- **DATA LISTING**
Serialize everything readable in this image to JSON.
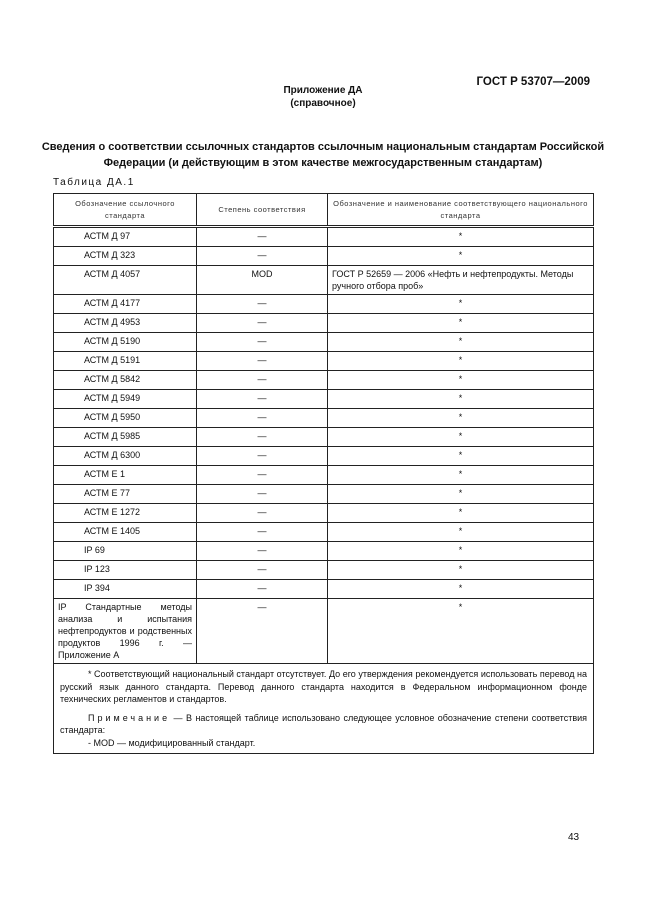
{
  "header": {
    "doc_id": "ГОСТ Р 53707—2009"
  },
  "annex": {
    "title": "Приложение ДА",
    "type": "(справочное)"
  },
  "title": "Сведения о соответствии ссылочных стандартов ссылочным национальным стандартам Российской Федерации  (и действующим в этом качестве межгосударственным стандартам)",
  "table_label": "Таблица ДА.1",
  "table": {
    "headers": [
      "Обозначение ссылочного стандарта",
      "Степень соответствия",
      "Обозначение и наименование соответствующего национального стандарта"
    ],
    "rows": [
      [
        "АСТМ Д 97",
        "—",
        "*"
      ],
      [
        "АСТМ Д 323",
        "—",
        "*"
      ],
      [
        "АСТМ Д 4057",
        "MOD",
        "ГОСТ Р 52659 — 2006 «Нефть и нефтепродукты. Методы ручного отбора проб»"
      ],
      [
        "АСТМ Д 4177",
        "—",
        "*"
      ],
      [
        "АСТМ Д 4953",
        "—",
        "*"
      ],
      [
        "АСТМ Д 5190",
        "—",
        "*"
      ],
      [
        "АСТМ Д 5191",
        "—",
        "*"
      ],
      [
        "АСТМ Д 5842",
        "—",
        "*"
      ],
      [
        "АСТМ Д 5949",
        "—",
        "*"
      ],
      [
        "АСТМ Д 5950",
        "—",
        "*"
      ],
      [
        "АСТМ Д 5985",
        "—",
        "*"
      ],
      [
        "АСТМ Д 6300",
        "—",
        "*"
      ],
      [
        "АСТМ Е 1",
        "—",
        "*"
      ],
      [
        "АСТМ Е 77",
        "—",
        "*"
      ],
      [
        "АСТМ Е 1272",
        "—",
        "*"
      ],
      [
        "АСТМ Е 1405",
        "—",
        "*"
      ],
      [
        "IP 69",
        "—",
        "*"
      ],
      [
        "IP 123",
        "—",
        "*"
      ],
      [
        "IP 394",
        "—",
        "*"
      ],
      [
        "IP Стандартные методы анализа и испытания нефтепродуктов и родственных продуктов 1996 г. — Приложение А",
        "—",
        "*"
      ]
    ],
    "footnote": "* Соответствующий национальный стандарт отсутствует. До его утверждения рекомендуется использовать перевод на русский язык данного стандарта. Перевод данного стандарта находится в Федеральном информационном фонде технических регламентов и стандартов.",
    "note_label": "Примечание",
    "note_text": " — В настоящей таблице использовано следующее условное обозначение степени соответствия стандарта:",
    "note_item": "- MOD — модифицированный стандарт."
  },
  "page_number": "43"
}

- **AIM**
Write the lines above out again exactly, without any of their pictures.

- **TASK RESULT**
Serialize everything readable in this image to JSON.
{
  "header": {
    "doc_id": "ГОСТ Р 53707—2009"
  },
  "annex": {
    "title": "Приложение ДА",
    "type": "(справочное)"
  },
  "title": "Сведения о соответствии ссылочных стандартов ссылочным национальным стандартам Российской Федерации  (и действующим в этом качестве межгосударственным стандартам)",
  "table_label": "Таблица ДА.1",
  "table": {
    "headers": [
      "Обозначение ссылочного стандарта",
      "Степень соответствия",
      "Обозначение и наименование соответствующего национального стандарта"
    ],
    "rows": [
      [
        "АСТМ Д 97",
        "—",
        "*"
      ],
      [
        "АСТМ Д 323",
        "—",
        "*"
      ],
      [
        "АСТМ Д 4057",
        "MOD",
        "ГОСТ Р 52659 — 2006 «Нефть и нефтепродукты. Методы ручного отбора проб»"
      ],
      [
        "АСТМ Д 4177",
        "—",
        "*"
      ],
      [
        "АСТМ Д 4953",
        "—",
        "*"
      ],
      [
        "АСТМ Д 5190",
        "—",
        "*"
      ],
      [
        "АСТМ Д 5191",
        "—",
        "*"
      ],
      [
        "АСТМ Д 5842",
        "—",
        "*"
      ],
      [
        "АСТМ Д 5949",
        "—",
        "*"
      ],
      [
        "АСТМ Д 5950",
        "—",
        "*"
      ],
      [
        "АСТМ Д 5985",
        "—",
        "*"
      ],
      [
        "АСТМ Д 6300",
        "—",
        "*"
      ],
      [
        "АСТМ Е 1",
        "—",
        "*"
      ],
      [
        "АСТМ Е 77",
        "—",
        "*"
      ],
      [
        "АСТМ Е 1272",
        "—",
        "*"
      ],
      [
        "АСТМ Е 1405",
        "—",
        "*"
      ],
      [
        "IP 69",
        "—",
        "*"
      ],
      [
        "IP 123",
        "—",
        "*"
      ],
      [
        "IP 394",
        "—",
        "*"
      ],
      [
        "IP Стандартные методы анализа и испытания нефтепродуктов и родственных продуктов 1996 г. — Приложение А",
        "—",
        "*"
      ]
    ],
    "footnote": "* Соответствующий национальный стандарт отсутствует. До его утверждения рекомендуется использовать перевод на русский язык данного стандарта. Перевод данного стандарта находится в Федеральном информационном фонде технических регламентов и стандартов.",
    "note_label": "Примечание",
    "note_text": " — В настоящей таблице использовано следующее условное обозначение степени соответствия стандарта:",
    "note_item": "- MOD — модифицированный стандарт."
  },
  "page_number": "43"
}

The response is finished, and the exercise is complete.